**WHAT IS EXPECTED:**
Write each record again exactly as it stands.
■ ■ ■ ■ ■
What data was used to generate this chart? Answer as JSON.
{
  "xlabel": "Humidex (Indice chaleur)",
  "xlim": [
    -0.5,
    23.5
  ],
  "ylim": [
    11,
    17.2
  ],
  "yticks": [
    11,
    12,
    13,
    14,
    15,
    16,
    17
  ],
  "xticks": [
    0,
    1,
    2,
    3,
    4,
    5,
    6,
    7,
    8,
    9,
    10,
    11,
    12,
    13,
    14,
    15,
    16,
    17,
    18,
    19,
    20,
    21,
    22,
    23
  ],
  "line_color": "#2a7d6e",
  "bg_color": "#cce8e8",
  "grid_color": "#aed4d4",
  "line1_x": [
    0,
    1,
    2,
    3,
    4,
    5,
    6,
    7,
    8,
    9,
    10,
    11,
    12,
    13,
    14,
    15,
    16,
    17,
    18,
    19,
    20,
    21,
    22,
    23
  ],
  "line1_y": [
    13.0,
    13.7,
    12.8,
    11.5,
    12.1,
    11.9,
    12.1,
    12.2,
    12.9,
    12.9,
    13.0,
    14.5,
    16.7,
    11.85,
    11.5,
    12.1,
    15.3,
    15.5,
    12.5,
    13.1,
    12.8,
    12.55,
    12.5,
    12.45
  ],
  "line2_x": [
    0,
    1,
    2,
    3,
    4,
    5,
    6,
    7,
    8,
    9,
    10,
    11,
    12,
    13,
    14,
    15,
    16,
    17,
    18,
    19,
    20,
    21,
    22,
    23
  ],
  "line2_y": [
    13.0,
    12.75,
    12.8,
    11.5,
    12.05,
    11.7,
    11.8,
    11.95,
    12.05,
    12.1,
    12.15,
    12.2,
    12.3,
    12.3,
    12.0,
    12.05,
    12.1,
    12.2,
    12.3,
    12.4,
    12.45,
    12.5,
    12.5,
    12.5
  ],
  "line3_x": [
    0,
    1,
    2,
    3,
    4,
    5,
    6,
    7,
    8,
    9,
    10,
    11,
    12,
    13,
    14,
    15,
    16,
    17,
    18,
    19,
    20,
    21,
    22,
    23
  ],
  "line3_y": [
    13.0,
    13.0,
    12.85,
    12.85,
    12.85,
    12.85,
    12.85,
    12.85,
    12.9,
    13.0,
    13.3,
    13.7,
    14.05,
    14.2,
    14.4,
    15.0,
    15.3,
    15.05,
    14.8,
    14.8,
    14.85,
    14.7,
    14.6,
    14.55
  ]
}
■ ■ ■ ■ ■
**SOLUTION BELOW:**
What data was used to generate this chart? Answer as JSON.
{
  "xlabel": "Humidex (Indice chaleur)",
  "xlim": [
    -0.5,
    23.5
  ],
  "ylim": [
    11,
    17.2
  ],
  "yticks": [
    11,
    12,
    13,
    14,
    15,
    16,
    17
  ],
  "xticks": [
    0,
    1,
    2,
    3,
    4,
    5,
    6,
    7,
    8,
    9,
    10,
    11,
    12,
    13,
    14,
    15,
    16,
    17,
    18,
    19,
    20,
    21,
    22,
    23
  ],
  "line_color": "#2a7d6e",
  "bg_color": "#cce8e8",
  "grid_color": "#aed4d4",
  "line1_x": [
    0,
    1,
    2,
    3,
    4,
    5,
    6,
    7,
    8,
    9,
    10,
    11,
    12,
    13,
    14,
    15,
    16,
    17,
    18,
    19,
    20,
    21,
    22,
    23
  ],
  "line1_y": [
    13.0,
    13.7,
    12.8,
    11.5,
    12.1,
    11.9,
    12.1,
    12.2,
    12.9,
    12.9,
    13.0,
    14.5,
    16.7,
    11.85,
    11.5,
    12.1,
    15.3,
    15.5,
    12.5,
    13.1,
    12.8,
    12.55,
    12.5,
    12.45
  ],
  "line2_x": [
    0,
    1,
    2,
    3,
    4,
    5,
    6,
    7,
    8,
    9,
    10,
    11,
    12,
    13,
    14,
    15,
    16,
    17,
    18,
    19,
    20,
    21,
    22,
    23
  ],
  "line2_y": [
    13.0,
    12.75,
    12.8,
    11.5,
    12.05,
    11.7,
    11.8,
    11.95,
    12.05,
    12.1,
    12.15,
    12.2,
    12.3,
    12.3,
    12.0,
    12.05,
    12.1,
    12.2,
    12.3,
    12.4,
    12.45,
    12.5,
    12.5,
    12.5
  ],
  "line3_x": [
    0,
    1,
    2,
    3,
    4,
    5,
    6,
    7,
    8,
    9,
    10,
    11,
    12,
    13,
    14,
    15,
    16,
    17,
    18,
    19,
    20,
    21,
    22,
    23
  ],
  "line3_y": [
    13.0,
    13.0,
    12.85,
    12.85,
    12.85,
    12.85,
    12.85,
    12.85,
    12.9,
    13.0,
    13.3,
    13.7,
    14.05,
    14.2,
    14.4,
    15.0,
    15.3,
    15.05,
    14.8,
    14.8,
    14.85,
    14.7,
    14.6,
    14.55
  ]
}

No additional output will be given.